EXERCISE OBJECTIVE: Narrow the data below down to the lines containing "Oral".

(Records from a collection)
+-------+
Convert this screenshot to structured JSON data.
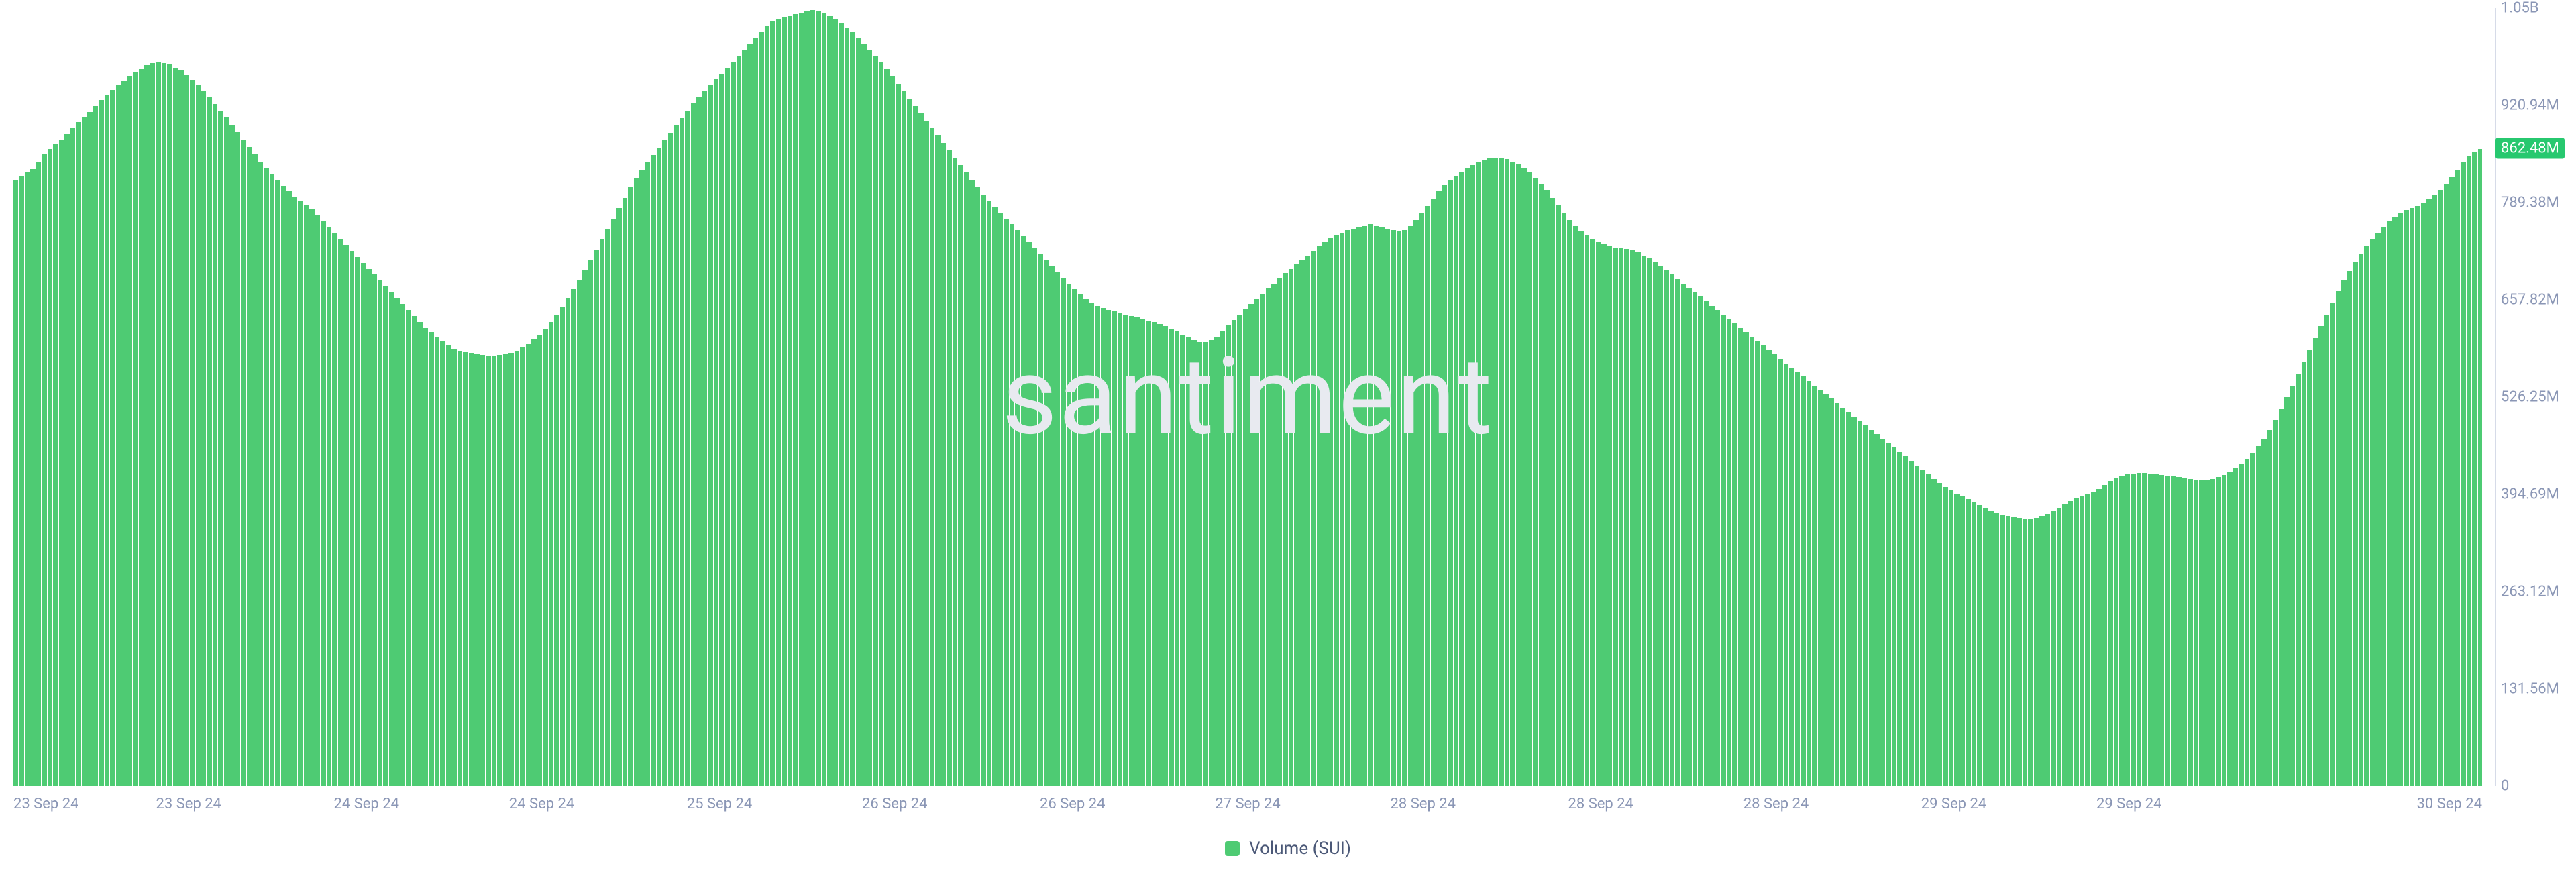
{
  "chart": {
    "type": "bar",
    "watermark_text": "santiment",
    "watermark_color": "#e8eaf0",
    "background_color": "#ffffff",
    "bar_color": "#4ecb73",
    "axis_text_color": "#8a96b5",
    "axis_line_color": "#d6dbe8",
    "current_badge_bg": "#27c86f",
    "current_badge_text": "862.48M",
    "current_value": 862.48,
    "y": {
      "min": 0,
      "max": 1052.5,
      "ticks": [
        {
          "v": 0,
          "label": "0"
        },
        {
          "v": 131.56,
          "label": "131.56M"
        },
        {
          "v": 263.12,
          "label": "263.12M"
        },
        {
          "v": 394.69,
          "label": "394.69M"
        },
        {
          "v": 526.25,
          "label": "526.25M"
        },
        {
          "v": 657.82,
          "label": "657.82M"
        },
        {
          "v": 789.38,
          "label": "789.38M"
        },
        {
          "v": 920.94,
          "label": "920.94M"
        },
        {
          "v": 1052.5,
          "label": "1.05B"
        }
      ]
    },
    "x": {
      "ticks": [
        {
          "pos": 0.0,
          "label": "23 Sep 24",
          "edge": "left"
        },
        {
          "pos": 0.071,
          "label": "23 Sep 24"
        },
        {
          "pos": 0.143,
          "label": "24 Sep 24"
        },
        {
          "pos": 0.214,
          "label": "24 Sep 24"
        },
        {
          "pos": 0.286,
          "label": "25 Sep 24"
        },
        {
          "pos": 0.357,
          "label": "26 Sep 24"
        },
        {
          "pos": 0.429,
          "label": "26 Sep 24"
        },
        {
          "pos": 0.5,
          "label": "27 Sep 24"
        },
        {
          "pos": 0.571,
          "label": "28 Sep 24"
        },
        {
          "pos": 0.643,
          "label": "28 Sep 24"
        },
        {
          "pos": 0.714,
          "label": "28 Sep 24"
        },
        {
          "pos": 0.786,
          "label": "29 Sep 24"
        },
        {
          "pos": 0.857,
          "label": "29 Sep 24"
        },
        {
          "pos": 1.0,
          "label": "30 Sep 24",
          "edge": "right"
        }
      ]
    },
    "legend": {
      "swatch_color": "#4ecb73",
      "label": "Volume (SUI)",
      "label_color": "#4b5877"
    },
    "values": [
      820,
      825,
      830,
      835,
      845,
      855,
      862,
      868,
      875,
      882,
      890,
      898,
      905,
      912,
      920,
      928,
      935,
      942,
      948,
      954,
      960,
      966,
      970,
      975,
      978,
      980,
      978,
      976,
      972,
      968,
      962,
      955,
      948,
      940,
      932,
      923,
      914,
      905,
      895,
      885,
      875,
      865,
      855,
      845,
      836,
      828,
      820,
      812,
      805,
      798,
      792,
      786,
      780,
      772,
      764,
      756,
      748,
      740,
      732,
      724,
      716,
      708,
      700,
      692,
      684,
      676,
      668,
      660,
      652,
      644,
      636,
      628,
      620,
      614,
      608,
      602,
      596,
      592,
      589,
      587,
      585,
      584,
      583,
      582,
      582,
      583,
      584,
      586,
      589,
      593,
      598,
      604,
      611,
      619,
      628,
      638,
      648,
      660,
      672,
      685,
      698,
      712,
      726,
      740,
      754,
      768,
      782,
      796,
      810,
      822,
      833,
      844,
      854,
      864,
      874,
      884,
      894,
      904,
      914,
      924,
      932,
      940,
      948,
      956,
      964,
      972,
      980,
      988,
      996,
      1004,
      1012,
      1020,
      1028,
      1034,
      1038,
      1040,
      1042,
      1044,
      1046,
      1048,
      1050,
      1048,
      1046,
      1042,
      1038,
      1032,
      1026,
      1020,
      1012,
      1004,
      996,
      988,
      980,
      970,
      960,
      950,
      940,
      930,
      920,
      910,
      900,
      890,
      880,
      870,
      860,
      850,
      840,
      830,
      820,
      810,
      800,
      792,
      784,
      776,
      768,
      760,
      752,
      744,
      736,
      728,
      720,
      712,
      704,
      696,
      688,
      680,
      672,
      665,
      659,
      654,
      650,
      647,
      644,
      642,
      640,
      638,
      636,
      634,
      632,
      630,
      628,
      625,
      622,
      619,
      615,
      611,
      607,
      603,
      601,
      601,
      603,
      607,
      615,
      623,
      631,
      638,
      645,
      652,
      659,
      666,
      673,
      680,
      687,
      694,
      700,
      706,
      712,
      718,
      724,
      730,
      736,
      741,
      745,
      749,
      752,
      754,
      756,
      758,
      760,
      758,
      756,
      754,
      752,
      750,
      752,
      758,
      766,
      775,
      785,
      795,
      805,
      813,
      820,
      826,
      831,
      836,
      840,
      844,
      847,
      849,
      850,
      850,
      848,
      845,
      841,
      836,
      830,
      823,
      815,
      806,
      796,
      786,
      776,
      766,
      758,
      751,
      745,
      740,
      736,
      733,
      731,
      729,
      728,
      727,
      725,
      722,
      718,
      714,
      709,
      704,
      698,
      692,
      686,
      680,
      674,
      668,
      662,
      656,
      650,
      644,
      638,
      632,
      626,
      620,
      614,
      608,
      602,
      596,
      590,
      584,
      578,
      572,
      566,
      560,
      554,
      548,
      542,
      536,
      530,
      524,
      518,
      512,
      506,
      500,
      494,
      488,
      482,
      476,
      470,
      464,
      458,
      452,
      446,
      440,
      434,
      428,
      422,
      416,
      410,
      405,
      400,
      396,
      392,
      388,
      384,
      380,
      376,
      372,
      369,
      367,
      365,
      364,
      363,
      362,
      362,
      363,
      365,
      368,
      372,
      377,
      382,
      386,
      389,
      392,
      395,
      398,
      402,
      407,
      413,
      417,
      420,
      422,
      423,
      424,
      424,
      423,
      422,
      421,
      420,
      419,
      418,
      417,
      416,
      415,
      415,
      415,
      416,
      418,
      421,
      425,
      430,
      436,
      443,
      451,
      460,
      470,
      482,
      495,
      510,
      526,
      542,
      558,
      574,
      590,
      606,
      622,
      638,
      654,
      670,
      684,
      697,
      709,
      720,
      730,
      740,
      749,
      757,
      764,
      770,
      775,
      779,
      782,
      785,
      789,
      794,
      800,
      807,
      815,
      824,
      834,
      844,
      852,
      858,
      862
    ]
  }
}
+-------+
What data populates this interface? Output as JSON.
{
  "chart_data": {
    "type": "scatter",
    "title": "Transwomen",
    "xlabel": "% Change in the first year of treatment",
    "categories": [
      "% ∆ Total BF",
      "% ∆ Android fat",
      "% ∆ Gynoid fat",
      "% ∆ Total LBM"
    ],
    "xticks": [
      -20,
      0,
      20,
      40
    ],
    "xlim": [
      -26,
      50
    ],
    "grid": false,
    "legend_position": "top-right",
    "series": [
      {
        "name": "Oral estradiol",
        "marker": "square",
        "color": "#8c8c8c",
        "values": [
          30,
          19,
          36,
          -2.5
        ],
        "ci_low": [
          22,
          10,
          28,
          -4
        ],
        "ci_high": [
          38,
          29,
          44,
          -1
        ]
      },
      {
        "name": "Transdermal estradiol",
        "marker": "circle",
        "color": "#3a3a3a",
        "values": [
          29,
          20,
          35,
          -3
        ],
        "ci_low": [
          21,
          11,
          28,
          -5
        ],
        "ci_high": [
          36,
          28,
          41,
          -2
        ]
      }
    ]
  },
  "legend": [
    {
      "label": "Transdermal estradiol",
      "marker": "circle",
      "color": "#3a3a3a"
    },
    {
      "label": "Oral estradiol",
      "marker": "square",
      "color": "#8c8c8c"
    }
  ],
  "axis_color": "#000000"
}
+-------+
OUTPUT BELOW:
        "name": "Oral estradiol",
      "label": "Oral estradiol",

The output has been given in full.